Centri Diurni e Aperti
La collaborazione dell'associazione “Terra dei Popoli” con il Comune di Verona nell'offerta di mediazione linguistico-culturale all’interno dei Centri Diurni e Aperti.
L'Associazione è una realtà costituitasi nel 2002 e composta prevalentemente da donne provenienti da paesi europei, africani, orientali e dell’America Latina.
Tra i suoi obiettivi ha anche quello di collaborare con Enti e Istituzioni in ambito socio-educativo.
Da un punto di vista professionale, i soci contano anche su una lunga esperienza in qualità di educatrici, di operatrici dell'assistenza, di esperte nella formazione in ambito socio-educativo, socio-sanitario, legislativo e amministrativo per le pratiche in materia di immigrazione.
La collaborazione con il Comune di Verona è iniziata nel 2002 a partire da una proposta dell’ Assessorato Cultura delle differenze Pari Opportunità all'interno delle esperienze progettuali denominate “Transiti e scambi” dove il progetto “Narrazioni: storie di donne mediatrici di cultura” (che nella forma teatrale aveva come titolo “Quello che ancora non ti ho detto”) portava la ricchezza narrativa elaborata insieme da un gruppo di circa venti donne provenienti da diversi paesi.

* * * * *

Compiti dell'esercizio:
A. In che anno si è costituita l'associazione di cui parla il testo sui Centri Diurni e Aperti?
B. Per favore, scrivi il seguito del testo sui Centri Diurni e Aperti, ripartendo subito dopo la sua ultima frase.

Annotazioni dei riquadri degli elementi

* * * * *

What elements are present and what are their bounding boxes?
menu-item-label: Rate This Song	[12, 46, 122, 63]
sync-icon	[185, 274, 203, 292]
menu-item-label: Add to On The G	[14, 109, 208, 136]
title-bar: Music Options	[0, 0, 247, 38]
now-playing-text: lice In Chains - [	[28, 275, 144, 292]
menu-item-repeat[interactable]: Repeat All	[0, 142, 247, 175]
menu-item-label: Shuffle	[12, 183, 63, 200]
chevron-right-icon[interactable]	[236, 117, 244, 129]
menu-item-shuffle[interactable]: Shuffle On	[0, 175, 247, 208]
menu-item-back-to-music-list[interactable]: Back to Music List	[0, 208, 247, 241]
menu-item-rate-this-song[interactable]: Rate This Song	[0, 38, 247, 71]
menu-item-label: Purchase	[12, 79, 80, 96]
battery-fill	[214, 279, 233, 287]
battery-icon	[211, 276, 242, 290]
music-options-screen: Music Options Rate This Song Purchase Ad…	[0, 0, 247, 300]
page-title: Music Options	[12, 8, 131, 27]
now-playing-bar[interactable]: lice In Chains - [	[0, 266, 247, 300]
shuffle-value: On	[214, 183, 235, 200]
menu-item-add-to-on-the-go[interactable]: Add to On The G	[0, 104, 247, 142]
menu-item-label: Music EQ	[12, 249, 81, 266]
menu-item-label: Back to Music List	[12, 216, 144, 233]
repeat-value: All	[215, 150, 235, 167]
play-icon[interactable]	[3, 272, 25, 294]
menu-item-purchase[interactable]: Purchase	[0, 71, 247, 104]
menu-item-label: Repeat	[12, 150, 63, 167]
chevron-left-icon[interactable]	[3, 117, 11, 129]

* * * * *

Soluzioni dell'esercizio:
A. Nel 2002.

B.
Dal 2006 tale progetto è gestito e portato avanti da “Terra dei Popoli” e questo ha permesso che la ricchezza del dispositivo della narrazione si intrecciasse con le competenze operative di mediazione nei vari ambiti nei quali opera.
L’esperienza di narrazione si è poi sviluppata all’interno di contesti educativi per la prima infanzia e per ragazzi di seconda generazione nei centri diurni, nelle scuole oltre che in laboratori e performance specifiche realizzate da altre organizzazioni quali movimenti e reti di famiglie aperte all’accoglienza.
Da questo laboratorio nasce la proposta “Tante storie nessuna storia”, per far circolare tra bambini/ragazzi esperienze vecchie e nuove identità. Da qui si pone l’obiettivo approfondire la domanda fondante: Cosa succede quando una giovane vita si costruisce tra due terre, tra due identità?
In questo senso, tre anni fa, in dieci Centri Diurni e due Centri Aperti, si è avviata la collaborazione con i contesti sociali territoriali del Comune di Verona.
L' esperienza di quell'anno ha incontrato:
– circa 170 ragazzi, molti di loro di origine straniera provenienti in maggioranza dall'Africa, specialmente dalla Nigeria e dal Ghana, ma anche da altre zone come il Magreb, l'Europa dell'Est, l'Asia e l'America Latina.
– 34 educatori dei vari centri ed alcuni genitori (a richiesta degli educatori e sopratutto per le situazioni più complesse).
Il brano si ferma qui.